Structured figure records
________________________________________

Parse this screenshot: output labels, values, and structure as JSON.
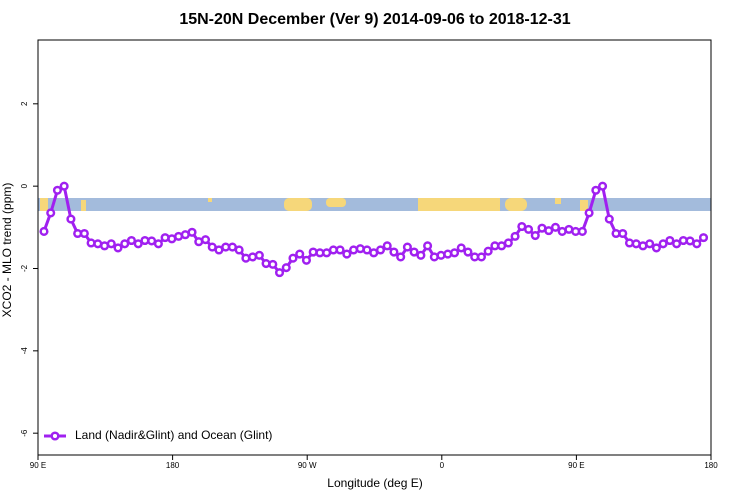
{
  "chart_data": {
    "type": "line",
    "title": "15N-20N December (Ver 9)   2014-09-06 to 2018-12-31",
    "x_label": "Longitude (deg E)",
    "y_label": "XCO2 - MLO trend (ppm)",
    "xlim": [
      90,
      540
    ],
    "ylim": [
      -6.53,
      3.55
    ],
    "xticks": [
      {
        "value": 90,
        "label": "90 E"
      },
      180,
      {
        "value": 270,
        "label": "90 W"
      },
      {
        "value": 360,
        "label": "0"
      },
      {
        "value": 450,
        "label": "90 E"
      },
      {
        "value": 540,
        "label": "180"
      }
    ],
    "yticks": [
      -6,
      -4,
      -2,
      0,
      2
    ],
    "legend": "bottom-left",
    "x": [
      94,
      98.5,
      103,
      107.5,
      112,
      116.5,
      121,
      125.5,
      130,
      134.5,
      139,
      143.5,
      148,
      152.5,
      157,
      161.5,
      166,
      170.5,
      175,
      179.5,
      184,
      188.5,
      193,
      197.5,
      202,
      206.5,
      211,
      215.5,
      220,
      224.5,
      229,
      233.5,
      238,
      242.5,
      247,
      251.5,
      256,
      260.5,
      265,
      269.5,
      274,
      278.5,
      283,
      287.5,
      292,
      296.5,
      301,
      305.5,
      310,
      314.5,
      319,
      323.5,
      328,
      332.5,
      337,
      341.5,
      346,
      350.5,
      355,
      359.5,
      364,
      368.5,
      373,
      377.5,
      382,
      386.5,
      391,
      395.5,
      400,
      404.5,
      409,
      413.5,
      418,
      422.5,
      427,
      431.5,
      436,
      440.5,
      445,
      449.5,
      454,
      458.5,
      463,
      467.5,
      472,
      476.5,
      481,
      485.5,
      490,
      494.5,
      499,
      503.5,
      508,
      512.5,
      517,
      521.5,
      526,
      530.5,
      535
    ],
    "series": [
      {
        "name": "Land (Nadir&Glint) and Ocean (Glint)",
        "color": "#a020f0",
        "values": [
          -1.1,
          -0.65,
          -0.1,
          0,
          -0.8,
          -1.15,
          -1.15,
          -1.38,
          -1.4,
          -1.45,
          -1.4,
          -1.5,
          -1.4,
          -1.32,
          -1.4,
          -1.32,
          -1.33,
          -1.4,
          -1.25,
          -1.28,
          -1.22,
          -1.18,
          -1.12,
          -1.35,
          -1.3,
          -1.48,
          -1.55,
          -1.48,
          -1.48,
          -1.55,
          -1.75,
          -1.72,
          -1.68,
          -1.88,
          -1.9,
          -2.1,
          -1.98,
          -1.75,
          -1.65,
          -1.8,
          -1.6,
          -1.62,
          -1.62,
          -1.55,
          -1.55,
          -1.65,
          -1.55,
          -1.52,
          -1.55,
          -1.62,
          -1.55,
          -1.45,
          -1.6,
          -1.72,
          -1.48,
          -1.6,
          -1.68,
          -1.45,
          -1.72,
          -1.68,
          -1.65,
          -1.62,
          -1.5,
          -1.6,
          -1.72,
          -1.72,
          -1.58,
          -1.45,
          -1.45,
          -1.38,
          -1.22,
          -0.98,
          -1.05,
          -1.2,
          -1.02,
          -1.08,
          -1.0,
          -1.1,
          -1.05,
          -1.1,
          -1.1,
          -0.65,
          -0.1,
          0,
          -0.8,
          -1.15,
          -1.15,
          -1.38,
          -1.4,
          -1.45,
          -1.4,
          -1.5,
          -1.4,
          -1.32,
          -1.4,
          -1.32,
          -1.33,
          -1.4,
          -1.25
        ]
      }
    ]
  }
}
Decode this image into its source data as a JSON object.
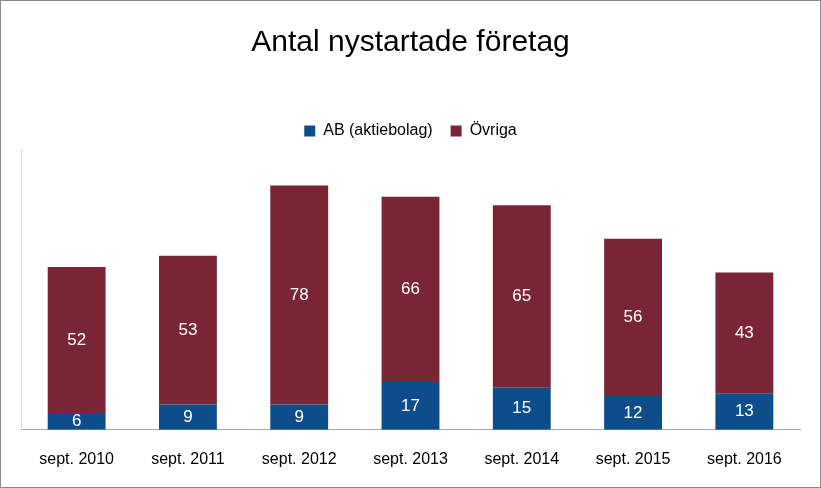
{
  "chart_data": {
    "type": "bar",
    "title": "Antal nystartade företag",
    "categories": [
      "sept. 2010",
      "sept. 2011",
      "sept. 2012",
      "sept. 2013",
      "sept. 2014",
      "sept. 2015",
      "sept. 2016"
    ],
    "series": [
      {
        "name": "AB (aktiebolag)",
        "color": "#0e4d8c",
        "values": [
          6,
          9,
          9,
          17,
          15,
          12,
          13
        ]
      },
      {
        "name": "Övriga",
        "color": "#7a2536",
        "values": [
          52,
          53,
          78,
          66,
          65,
          56,
          43
        ]
      }
    ],
    "stacked": true,
    "data_labels": true,
    "legend": "top",
    "grid": false,
    "tick_labels": "x",
    "ylim": [
      0,
      100
    ]
  }
}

________________________________________

Problem to solve.
Pick each line holding the word "this" out of the listing.

Worked solution.
Parse this screenshot: output labels, values, and structure as JSON.
Decode this image into its source data as a JSON object.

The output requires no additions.